WHAT IS REQUIRED> Reproduce the lines starting at the one containing "y-tick-label: 5,50 bbox=[29, 11, 60, 28]" and ending at the one containing "data-point bbox=[484, 174, 496, 187]", with each "data-point" changed to "plot-point" and nothing else altered.

RECORDS>
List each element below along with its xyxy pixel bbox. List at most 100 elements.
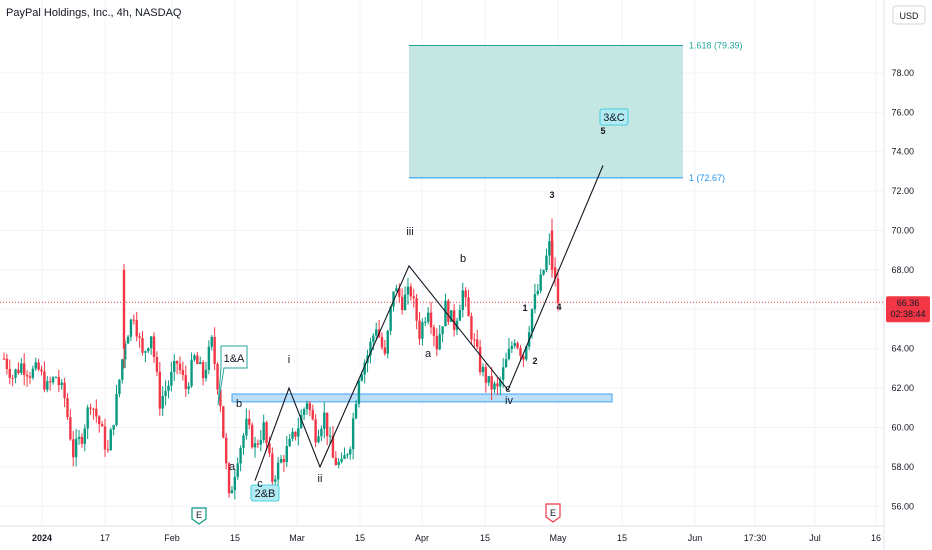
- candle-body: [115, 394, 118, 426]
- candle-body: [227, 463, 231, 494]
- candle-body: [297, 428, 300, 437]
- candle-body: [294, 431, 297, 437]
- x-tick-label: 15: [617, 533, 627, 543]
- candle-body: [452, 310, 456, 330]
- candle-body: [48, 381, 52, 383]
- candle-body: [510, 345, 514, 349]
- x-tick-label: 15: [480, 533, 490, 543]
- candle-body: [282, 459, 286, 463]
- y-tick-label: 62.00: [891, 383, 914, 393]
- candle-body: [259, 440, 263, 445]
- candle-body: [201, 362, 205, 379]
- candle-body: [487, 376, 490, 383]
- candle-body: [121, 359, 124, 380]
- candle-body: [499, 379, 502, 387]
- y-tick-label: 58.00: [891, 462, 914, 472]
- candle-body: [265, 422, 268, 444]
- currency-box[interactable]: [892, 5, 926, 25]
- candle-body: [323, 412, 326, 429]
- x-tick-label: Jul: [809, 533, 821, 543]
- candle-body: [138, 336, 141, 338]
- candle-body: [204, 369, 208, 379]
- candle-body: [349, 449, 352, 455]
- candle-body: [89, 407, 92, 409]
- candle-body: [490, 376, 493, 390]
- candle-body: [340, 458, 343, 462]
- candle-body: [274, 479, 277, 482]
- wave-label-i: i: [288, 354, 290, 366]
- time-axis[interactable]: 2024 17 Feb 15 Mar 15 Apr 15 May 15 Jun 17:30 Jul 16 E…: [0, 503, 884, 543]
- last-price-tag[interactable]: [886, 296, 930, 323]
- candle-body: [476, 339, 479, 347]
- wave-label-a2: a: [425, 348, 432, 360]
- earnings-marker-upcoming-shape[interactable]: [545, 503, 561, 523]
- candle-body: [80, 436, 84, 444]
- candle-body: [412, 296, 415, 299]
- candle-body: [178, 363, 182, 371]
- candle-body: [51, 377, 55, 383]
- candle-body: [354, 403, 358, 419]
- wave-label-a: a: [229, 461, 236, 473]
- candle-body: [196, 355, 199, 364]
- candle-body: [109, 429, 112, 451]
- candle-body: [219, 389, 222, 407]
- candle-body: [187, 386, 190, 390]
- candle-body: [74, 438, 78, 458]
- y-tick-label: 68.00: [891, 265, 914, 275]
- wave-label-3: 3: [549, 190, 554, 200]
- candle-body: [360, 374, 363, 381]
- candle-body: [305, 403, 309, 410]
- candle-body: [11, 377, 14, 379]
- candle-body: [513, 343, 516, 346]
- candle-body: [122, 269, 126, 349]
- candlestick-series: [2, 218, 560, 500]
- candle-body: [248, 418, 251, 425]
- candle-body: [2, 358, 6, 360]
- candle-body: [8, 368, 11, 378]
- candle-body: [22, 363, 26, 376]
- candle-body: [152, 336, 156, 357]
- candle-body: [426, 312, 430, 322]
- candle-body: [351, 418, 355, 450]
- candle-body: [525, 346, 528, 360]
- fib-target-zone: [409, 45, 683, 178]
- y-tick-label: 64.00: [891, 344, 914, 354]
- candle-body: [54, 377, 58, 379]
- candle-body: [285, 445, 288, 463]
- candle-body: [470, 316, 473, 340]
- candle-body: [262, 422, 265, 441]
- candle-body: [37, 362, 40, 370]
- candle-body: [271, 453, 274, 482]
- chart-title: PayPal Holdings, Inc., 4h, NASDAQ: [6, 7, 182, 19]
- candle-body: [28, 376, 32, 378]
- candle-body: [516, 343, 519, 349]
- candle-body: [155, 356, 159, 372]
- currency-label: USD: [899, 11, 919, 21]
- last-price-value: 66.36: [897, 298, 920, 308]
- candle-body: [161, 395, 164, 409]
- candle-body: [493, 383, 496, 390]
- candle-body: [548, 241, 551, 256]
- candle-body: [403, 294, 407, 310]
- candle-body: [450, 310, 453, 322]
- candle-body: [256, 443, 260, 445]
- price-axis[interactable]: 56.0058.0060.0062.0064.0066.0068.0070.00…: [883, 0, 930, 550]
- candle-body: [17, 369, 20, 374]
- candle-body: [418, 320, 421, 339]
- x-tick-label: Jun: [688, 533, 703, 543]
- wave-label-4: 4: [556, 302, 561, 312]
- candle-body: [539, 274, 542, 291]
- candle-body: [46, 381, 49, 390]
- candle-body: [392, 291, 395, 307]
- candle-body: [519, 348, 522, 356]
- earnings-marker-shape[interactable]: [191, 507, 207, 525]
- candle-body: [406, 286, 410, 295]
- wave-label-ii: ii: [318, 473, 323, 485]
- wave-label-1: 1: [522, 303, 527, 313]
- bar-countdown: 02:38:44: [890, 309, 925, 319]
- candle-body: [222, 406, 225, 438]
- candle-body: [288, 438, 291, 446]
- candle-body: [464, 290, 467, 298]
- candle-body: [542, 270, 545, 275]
* * *
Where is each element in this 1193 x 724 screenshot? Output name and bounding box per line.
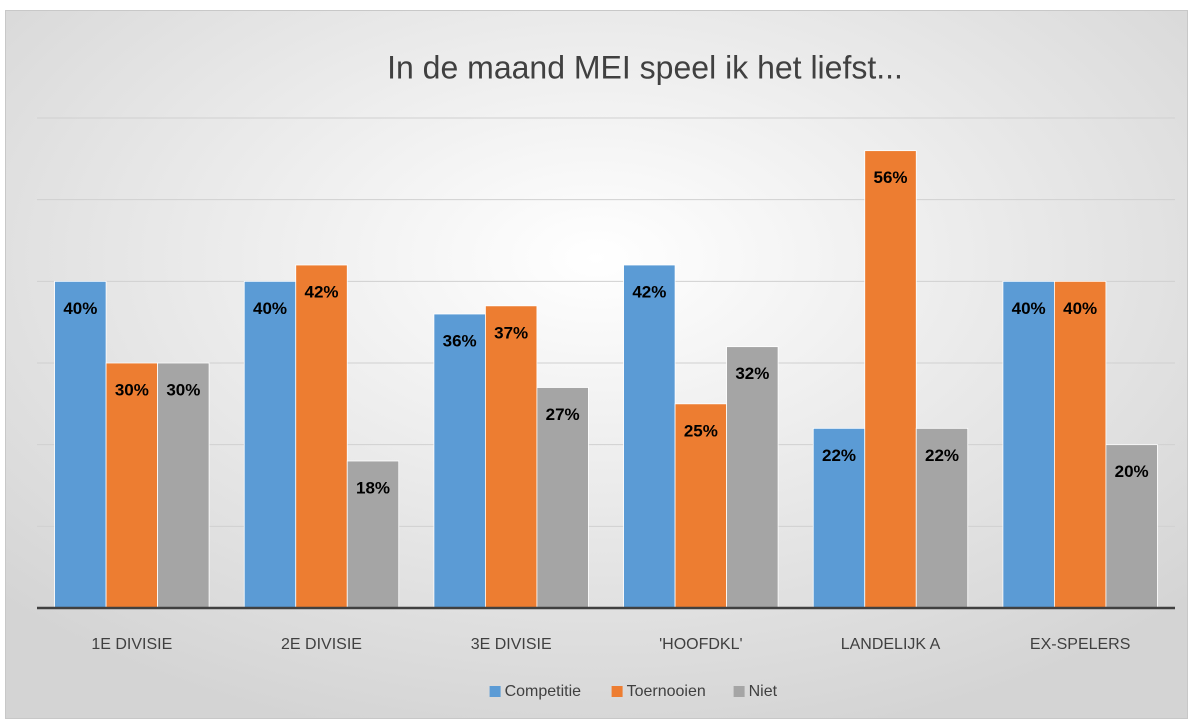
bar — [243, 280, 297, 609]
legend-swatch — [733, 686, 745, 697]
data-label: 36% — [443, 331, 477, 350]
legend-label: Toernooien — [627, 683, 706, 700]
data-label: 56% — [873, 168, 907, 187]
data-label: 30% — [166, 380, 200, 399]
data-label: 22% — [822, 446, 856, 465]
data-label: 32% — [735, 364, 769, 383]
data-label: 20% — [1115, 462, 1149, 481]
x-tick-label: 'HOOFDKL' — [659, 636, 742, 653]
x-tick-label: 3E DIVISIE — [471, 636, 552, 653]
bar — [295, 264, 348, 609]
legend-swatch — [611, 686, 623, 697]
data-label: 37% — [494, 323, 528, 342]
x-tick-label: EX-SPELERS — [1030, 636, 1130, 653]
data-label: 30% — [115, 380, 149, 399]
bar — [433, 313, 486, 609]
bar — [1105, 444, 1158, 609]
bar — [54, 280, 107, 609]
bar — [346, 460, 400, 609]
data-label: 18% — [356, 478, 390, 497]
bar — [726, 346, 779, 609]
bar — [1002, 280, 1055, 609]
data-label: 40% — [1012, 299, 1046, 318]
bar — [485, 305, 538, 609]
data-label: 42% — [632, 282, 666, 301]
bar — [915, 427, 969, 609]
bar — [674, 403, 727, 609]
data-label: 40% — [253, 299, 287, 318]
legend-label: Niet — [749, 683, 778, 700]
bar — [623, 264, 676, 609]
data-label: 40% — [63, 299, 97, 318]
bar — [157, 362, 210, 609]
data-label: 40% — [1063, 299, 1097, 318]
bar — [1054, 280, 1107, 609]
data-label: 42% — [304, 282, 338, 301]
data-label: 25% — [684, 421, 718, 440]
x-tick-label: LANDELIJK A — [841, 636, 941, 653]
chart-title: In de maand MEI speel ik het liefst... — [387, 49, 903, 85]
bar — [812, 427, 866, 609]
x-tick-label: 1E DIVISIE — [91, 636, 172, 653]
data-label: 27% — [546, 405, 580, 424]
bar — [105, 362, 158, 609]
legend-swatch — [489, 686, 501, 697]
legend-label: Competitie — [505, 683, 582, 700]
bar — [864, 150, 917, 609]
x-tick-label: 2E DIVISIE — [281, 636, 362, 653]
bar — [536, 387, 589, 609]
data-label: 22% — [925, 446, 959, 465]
* * *
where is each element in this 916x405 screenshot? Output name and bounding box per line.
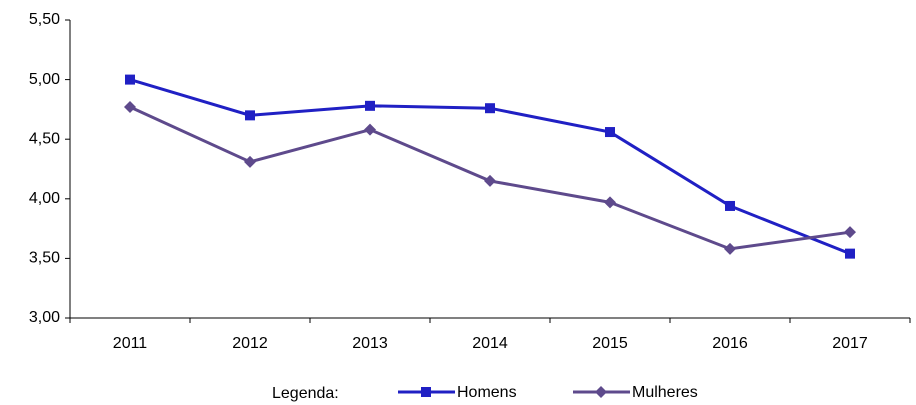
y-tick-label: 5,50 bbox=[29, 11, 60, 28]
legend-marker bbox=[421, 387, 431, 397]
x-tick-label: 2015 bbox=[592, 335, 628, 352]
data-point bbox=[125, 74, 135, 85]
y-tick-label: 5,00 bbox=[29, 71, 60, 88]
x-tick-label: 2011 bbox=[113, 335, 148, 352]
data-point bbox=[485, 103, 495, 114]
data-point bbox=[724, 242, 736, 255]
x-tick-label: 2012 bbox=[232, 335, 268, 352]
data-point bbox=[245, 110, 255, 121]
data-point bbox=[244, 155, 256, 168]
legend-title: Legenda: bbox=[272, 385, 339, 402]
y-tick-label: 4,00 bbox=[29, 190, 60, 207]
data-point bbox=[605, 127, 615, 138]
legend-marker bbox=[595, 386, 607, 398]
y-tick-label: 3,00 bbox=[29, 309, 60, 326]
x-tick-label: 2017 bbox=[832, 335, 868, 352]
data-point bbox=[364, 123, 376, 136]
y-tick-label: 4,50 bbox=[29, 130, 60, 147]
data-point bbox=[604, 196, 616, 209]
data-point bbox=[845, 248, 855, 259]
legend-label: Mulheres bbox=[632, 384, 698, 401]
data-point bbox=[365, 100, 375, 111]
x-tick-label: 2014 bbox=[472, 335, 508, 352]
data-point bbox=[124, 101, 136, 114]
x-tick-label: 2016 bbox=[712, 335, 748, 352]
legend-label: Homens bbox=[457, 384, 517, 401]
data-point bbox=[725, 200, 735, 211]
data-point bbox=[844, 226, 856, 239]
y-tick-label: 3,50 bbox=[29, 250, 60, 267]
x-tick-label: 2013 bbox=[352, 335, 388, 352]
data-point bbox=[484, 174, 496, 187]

OUTPUT FOR THIS EXERCISE>
y-tick-label: 5,50 bbox=[29, 11, 60, 28]
legend-marker bbox=[421, 387, 431, 397]
x-tick-label: 2015 bbox=[592, 335, 628, 352]
plot-point bbox=[125, 74, 135, 85]
y-tick-label: 5,00 bbox=[29, 71, 60, 88]
x-tick-label: 2011 bbox=[113, 335, 148, 352]
plot-point bbox=[485, 103, 495, 114]
plot-point bbox=[724, 242, 736, 255]
x-tick-label: 2012 bbox=[232, 335, 268, 352]
plot-point bbox=[245, 110, 255, 121]
plot-point bbox=[244, 155, 256, 168]
legend-title: Legenda: bbox=[272, 385, 339, 402]
y-tick-label: 4,00 bbox=[29, 190, 60, 207]
plot-point bbox=[605, 127, 615, 138]
legend-marker bbox=[595, 386, 607, 398]
y-tick-label: 3,00 bbox=[29, 309, 60, 326]
x-tick-label: 2017 bbox=[832, 335, 868, 352]
plot-point bbox=[364, 123, 376, 136]
y-tick-label: 4,50 bbox=[29, 130, 60, 147]
plot-point bbox=[604, 196, 616, 209]
plot-point bbox=[845, 248, 855, 259]
legend-label: Mulheres bbox=[632, 384, 698, 401]
plot-point bbox=[365, 100, 375, 111]
x-tick-label: 2014 bbox=[472, 335, 508, 352]
plot-point bbox=[124, 101, 136, 114]
x-tick-label: 2016 bbox=[712, 335, 748, 352]
legend-label: Homens bbox=[457, 384, 517, 401]
plot-point bbox=[725, 200, 735, 211]
plot-point bbox=[844, 226, 856, 239]
y-tick-label: 3,50 bbox=[29, 250, 60, 267]
x-tick-label: 2013 bbox=[352, 335, 388, 352]
plot-point bbox=[484, 174, 496, 187]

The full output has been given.